- [WHAT THE TASK REQUIRES]
Transcribe all records exactly.

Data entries

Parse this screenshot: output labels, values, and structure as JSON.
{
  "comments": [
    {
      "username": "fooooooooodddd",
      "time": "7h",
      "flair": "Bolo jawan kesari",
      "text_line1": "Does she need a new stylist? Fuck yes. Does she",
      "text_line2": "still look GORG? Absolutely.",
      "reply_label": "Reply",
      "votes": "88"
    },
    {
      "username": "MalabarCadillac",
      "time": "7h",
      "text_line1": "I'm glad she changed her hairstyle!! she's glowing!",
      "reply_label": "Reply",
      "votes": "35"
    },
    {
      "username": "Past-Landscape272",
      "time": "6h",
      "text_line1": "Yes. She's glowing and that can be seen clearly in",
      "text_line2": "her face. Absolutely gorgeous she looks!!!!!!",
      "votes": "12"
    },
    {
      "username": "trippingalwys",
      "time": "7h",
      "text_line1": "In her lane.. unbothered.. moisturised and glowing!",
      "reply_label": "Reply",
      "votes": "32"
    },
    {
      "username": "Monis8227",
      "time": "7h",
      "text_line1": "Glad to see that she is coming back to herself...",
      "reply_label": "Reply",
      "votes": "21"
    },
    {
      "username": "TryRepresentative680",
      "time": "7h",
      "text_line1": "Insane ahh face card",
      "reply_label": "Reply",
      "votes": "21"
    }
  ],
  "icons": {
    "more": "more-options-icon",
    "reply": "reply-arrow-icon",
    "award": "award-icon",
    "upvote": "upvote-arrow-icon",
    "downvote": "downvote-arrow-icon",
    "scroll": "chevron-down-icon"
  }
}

- [TASK ANSWER]
Parse this screenshot: output labels, values, and structure as JSON.
{
  "comments": [
    {
      "username": "fooooooooodddd",
      "time": "7h",
      "flair": "Bolo jawan kesari",
      "text_line1": "Does she need a new stylist? Fuck yes. Does she",
      "text_line2": "still look GORG? Absolutely.",
      "reply_label": "Reply",
      "votes": "88"
    },
    {
      "username": "MalabarCadillac",
      "time": "7h",
      "text_line1": "I'm glad she changed her hairstyle!! she's glowing!",
      "reply_label": "Reply",
      "votes": "35"
    },
    {
      "username": "Past-Landscape272",
      "time": "6h",
      "text_line1": "Yes. She's glowing and that can be seen clearly in",
      "text_line2": "her face. Absolutely gorgeous she looks!!!!!!",
      "votes": "12"
    },
    {
      "username": "trippingalwys",
      "time": "7h",
      "text_line1": "In her lane.. unbothered.. moisturised and glowing!",
      "reply_label": "Reply",
      "votes": "32"
    },
    {
      "username": "Monis8227",
      "time": "7h",
      "text_line1": "Glad to see that she is coming back to herself...",
      "reply_label": "Reply",
      "votes": "21"
    },
    {
      "username": "TryRepresentative680",
      "time": "7h",
      "text_line1": "Insane ahh face card",
      "reply_label": "Reply",
      "votes": "21"
    }
  ],
  "icons": {
    "more": "more-options-icon",
    "reply": "reply-arrow-icon",
    "award": "award-icon",
    "upvote": "upvote-arrow-icon",
    "downvote": "downvote-arrow-icon",
    "scroll": "chevron-down-icon"
  }
}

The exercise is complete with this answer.